*Challenge*.
Using the data below, copy each line that includes the word "ausgeschaltet".
---------- Exercise materials ----------
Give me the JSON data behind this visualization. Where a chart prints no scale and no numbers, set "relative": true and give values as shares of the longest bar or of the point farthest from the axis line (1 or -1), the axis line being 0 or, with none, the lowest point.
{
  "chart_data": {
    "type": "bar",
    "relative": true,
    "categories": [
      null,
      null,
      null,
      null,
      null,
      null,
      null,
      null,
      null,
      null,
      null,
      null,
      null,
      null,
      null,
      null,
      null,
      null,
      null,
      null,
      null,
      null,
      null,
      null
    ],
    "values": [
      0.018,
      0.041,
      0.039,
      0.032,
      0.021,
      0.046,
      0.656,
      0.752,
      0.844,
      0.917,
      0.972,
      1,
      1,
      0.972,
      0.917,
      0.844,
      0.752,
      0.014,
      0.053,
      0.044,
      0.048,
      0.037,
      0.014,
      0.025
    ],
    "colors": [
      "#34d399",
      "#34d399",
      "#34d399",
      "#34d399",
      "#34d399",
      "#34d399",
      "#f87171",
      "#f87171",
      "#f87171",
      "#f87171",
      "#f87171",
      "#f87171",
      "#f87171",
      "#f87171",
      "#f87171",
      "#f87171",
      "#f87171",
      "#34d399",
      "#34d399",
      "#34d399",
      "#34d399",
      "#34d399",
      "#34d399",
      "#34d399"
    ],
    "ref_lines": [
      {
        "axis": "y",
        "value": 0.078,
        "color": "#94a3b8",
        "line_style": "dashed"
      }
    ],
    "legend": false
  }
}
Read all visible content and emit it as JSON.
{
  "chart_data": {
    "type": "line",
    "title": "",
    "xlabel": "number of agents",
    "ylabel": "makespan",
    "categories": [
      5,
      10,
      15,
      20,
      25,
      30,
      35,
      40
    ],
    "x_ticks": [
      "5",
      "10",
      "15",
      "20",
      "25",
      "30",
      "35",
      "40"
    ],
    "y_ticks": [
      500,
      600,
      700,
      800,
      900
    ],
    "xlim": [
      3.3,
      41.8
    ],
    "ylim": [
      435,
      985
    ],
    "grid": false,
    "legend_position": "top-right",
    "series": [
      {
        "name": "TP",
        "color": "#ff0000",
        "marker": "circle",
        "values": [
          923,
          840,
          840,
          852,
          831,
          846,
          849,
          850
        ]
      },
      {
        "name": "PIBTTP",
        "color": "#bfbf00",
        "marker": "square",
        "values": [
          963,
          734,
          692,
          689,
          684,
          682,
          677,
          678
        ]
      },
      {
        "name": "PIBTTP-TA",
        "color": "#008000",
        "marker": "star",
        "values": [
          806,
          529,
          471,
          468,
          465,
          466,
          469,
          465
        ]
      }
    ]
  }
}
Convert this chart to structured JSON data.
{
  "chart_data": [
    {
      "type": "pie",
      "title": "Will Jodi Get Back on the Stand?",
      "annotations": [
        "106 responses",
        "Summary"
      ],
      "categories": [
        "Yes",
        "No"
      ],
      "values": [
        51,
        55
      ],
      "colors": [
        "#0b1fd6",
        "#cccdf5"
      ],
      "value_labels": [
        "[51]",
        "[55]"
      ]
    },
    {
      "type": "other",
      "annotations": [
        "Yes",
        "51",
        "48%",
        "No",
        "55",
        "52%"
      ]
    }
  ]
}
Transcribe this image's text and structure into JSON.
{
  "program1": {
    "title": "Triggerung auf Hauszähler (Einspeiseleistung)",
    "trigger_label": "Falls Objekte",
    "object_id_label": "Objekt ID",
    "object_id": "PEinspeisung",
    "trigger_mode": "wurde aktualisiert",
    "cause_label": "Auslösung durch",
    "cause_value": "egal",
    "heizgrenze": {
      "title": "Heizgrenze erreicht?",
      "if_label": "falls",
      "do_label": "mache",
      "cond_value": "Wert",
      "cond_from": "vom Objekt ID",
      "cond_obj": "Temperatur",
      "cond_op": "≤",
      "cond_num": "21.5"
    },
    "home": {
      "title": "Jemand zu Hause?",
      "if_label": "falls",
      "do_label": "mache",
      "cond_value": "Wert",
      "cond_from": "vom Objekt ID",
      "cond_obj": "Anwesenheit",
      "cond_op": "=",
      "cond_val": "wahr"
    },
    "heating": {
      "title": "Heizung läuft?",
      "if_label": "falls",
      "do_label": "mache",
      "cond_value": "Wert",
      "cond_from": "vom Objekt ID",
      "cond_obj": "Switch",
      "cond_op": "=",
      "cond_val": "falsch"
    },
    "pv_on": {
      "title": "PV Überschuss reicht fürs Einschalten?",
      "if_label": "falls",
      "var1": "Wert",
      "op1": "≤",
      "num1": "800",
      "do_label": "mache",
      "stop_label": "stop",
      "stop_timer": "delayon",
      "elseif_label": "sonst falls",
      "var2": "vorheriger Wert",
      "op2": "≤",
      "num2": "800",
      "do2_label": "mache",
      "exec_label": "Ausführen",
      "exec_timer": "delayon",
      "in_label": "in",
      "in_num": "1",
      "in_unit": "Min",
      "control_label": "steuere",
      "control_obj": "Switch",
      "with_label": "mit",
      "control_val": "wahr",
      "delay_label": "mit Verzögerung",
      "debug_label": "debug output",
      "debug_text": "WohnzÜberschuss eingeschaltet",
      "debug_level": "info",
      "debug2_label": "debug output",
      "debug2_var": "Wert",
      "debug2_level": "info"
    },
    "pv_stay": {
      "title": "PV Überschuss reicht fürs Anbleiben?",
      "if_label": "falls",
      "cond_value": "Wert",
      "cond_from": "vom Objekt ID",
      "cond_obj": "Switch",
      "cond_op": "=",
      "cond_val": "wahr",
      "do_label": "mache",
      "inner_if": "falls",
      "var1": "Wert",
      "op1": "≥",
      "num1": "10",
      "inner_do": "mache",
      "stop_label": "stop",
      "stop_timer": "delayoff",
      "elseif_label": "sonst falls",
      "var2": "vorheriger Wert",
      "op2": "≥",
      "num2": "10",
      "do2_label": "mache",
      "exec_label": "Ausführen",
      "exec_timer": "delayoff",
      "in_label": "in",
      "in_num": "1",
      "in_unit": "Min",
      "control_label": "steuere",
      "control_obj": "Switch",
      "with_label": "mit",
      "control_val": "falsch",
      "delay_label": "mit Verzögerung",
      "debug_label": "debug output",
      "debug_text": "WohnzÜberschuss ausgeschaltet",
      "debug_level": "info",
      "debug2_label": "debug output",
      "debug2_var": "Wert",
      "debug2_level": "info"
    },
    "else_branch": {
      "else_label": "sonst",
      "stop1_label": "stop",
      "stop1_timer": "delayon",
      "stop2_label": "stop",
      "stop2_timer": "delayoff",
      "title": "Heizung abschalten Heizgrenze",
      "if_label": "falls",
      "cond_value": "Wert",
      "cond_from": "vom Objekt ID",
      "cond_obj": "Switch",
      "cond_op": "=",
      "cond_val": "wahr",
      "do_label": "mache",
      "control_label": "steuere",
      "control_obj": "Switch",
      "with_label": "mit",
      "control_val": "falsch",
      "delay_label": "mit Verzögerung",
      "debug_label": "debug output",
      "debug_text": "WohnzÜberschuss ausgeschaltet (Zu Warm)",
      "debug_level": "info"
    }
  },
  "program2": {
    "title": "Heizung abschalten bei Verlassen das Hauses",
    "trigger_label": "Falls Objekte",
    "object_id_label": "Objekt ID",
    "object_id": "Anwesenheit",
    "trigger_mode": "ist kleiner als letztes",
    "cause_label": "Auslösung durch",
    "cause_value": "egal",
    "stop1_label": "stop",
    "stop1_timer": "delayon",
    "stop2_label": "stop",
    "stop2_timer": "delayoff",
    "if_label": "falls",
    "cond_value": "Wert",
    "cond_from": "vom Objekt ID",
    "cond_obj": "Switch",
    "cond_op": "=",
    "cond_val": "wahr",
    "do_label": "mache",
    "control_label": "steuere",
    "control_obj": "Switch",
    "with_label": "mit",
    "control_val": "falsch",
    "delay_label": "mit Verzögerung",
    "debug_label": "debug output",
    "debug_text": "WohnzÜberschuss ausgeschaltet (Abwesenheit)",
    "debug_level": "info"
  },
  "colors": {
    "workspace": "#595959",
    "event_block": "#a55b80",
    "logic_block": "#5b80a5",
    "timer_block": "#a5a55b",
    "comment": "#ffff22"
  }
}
----------
*Task answer*.
      "debug_text": "WohnzÜberschuss ausgeschaltet",
      "debug_text": "WohnzÜberschuss ausgeschaltet (Zu Warm)",
    "debug_text": "WohnzÜberschuss ausgeschaltet (Abwesenheit)",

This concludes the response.